Work required: Give the number of lines containing the word "Zustand" and nothing more.

※ ※ ※

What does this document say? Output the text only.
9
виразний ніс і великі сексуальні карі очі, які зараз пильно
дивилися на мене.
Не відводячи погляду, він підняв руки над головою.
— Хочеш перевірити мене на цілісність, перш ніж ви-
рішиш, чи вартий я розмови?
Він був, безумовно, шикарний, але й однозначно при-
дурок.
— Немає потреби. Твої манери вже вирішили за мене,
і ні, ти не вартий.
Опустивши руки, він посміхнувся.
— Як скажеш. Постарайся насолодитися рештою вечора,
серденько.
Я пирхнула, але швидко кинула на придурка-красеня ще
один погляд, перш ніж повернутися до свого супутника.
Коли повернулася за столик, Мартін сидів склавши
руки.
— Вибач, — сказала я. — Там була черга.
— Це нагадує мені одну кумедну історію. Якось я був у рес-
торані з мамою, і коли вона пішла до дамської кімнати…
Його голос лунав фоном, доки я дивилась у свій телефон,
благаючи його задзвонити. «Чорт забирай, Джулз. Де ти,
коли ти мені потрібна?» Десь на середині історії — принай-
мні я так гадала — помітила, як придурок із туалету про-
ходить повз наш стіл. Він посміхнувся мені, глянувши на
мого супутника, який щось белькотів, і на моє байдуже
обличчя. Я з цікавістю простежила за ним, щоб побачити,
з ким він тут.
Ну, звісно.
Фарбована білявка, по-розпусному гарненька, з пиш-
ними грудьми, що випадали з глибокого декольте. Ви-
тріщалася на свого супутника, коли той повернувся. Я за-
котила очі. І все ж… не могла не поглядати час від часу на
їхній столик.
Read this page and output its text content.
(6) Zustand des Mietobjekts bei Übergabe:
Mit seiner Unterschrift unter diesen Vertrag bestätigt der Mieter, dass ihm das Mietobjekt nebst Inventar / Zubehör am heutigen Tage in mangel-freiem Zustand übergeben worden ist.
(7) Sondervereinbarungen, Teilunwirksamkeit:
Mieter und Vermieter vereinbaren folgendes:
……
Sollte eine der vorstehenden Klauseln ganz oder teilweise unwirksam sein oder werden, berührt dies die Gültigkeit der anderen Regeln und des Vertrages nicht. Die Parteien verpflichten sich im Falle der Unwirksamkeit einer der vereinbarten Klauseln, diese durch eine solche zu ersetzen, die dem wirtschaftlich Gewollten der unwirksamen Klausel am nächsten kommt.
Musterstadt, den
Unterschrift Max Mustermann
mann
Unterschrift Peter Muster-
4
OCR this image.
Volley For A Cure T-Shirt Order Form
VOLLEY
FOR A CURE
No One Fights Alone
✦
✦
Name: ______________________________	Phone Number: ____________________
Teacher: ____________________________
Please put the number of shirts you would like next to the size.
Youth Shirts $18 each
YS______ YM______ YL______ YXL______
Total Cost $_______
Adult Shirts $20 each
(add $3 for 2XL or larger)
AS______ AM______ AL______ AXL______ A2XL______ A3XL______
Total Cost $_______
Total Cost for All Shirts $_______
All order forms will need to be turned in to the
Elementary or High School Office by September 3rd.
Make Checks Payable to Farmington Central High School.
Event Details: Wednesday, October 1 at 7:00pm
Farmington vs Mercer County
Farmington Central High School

※ ※ ※

Answer to this exercise: 2